■ Por realizar:
Transcriba sin cambios la parte del fragmento seleccionado, comenzando por "Los aires de" y continuando hasta "directamente al Imperio.".
---------- Fragmento seleccionado
LOS ESTADOS UNIDOS DE BÉLGICA. Por Gabriel Peris Fernández.

20.07.2015 00:04

                El descontento ha sido la mayor espoleta de revoluciones de la Historia. Cuando las condiciones soportadas por las generaciones anteriores se nos muestran injustas y ridículas, el descontento tiene la partida ganada entre los que quieren conservar algo a punto de perderse o los que aspiran a conseguir algo nuevo y mejor.

                Nos hemos acostumbrado a ver las revoluciones a través del prisma de la francesa de 1789, la que liquidaría el Antiguo Régimen tras múltiples peripecias. Todos los progresistas le han tributado su homenaje y le han reservado su aborrecimiento todos los conservadores. Los historiadores han tratado de ser más medidos, aunque a veces no lo han conseguido pues también son personas con ideas, sentimientos e intereses particulares. El maestro Godechot nos advirtió que la tormenta de 1789 no estalló de repente en un cielo azul vacío de nubes.

                Europa se encontraba en un momento de cambio con los primeros pasos en algunas regiones de la industrialización. Los británicos habían encajado una severa derrota en la América del Norte, donde se estaba forjando una república que proclamaba los principios de la Ilustración. En la propia Inglaterra la agitación política había subido de tono, pese a disponer desde fines del XVII de una monarquía parlamentaria estable.

                Los aires de cambio habían llegado a una tierra de notable tradición ciudadana e inclinación comercial, los Países Bajos, divididos desde finales del siglo XVI entre las Provincias Unidas y los Países Bajos del Sur. Por el tratado de Utrecht (1713) se transfirió su dominio del rey de España al emperador del Sacro Imperio, cuya corte se emplazaba en la austríaca Viena. El obispado de Lieja se incorporó directamente al Imperio.
--------------------
---------- Datos proporcionados
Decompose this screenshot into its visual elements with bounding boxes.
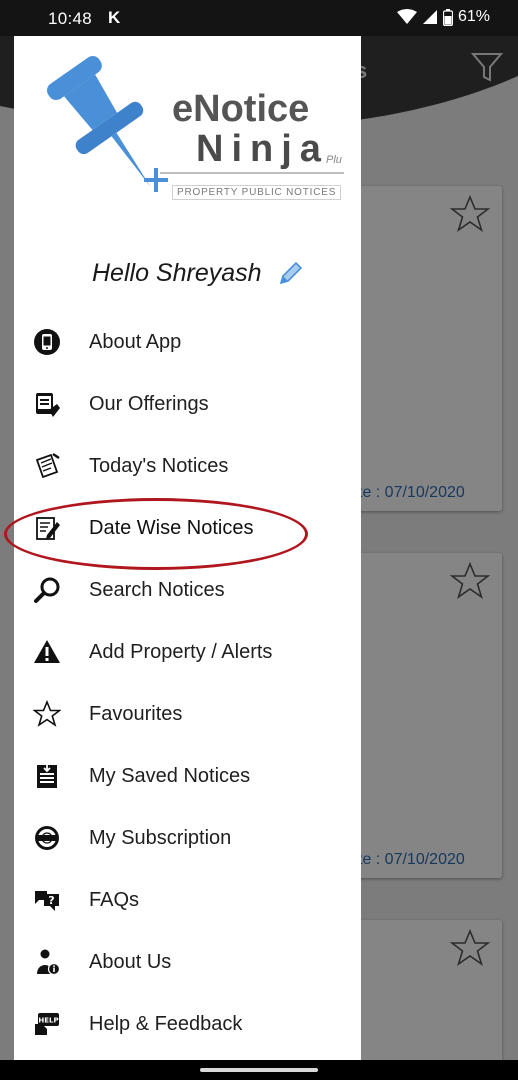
--------------------
■ Respuesta completa:
Los aires de cambio habían llegado a una tierra de notable tradición ciudadana e inclinación comercial, los Países Bajos, divididos desde finales del siglo XVI entre las Provincias Unidas y los Países Bajos del Sur. Por el tratado de Utrecht (1713) se transfirió su dominio del rey de España al emperador del Sacro Imperio, cuya corte se emplazaba en la austríaca Viena. El obispado de Lieja se incorporó directamente al Imperio.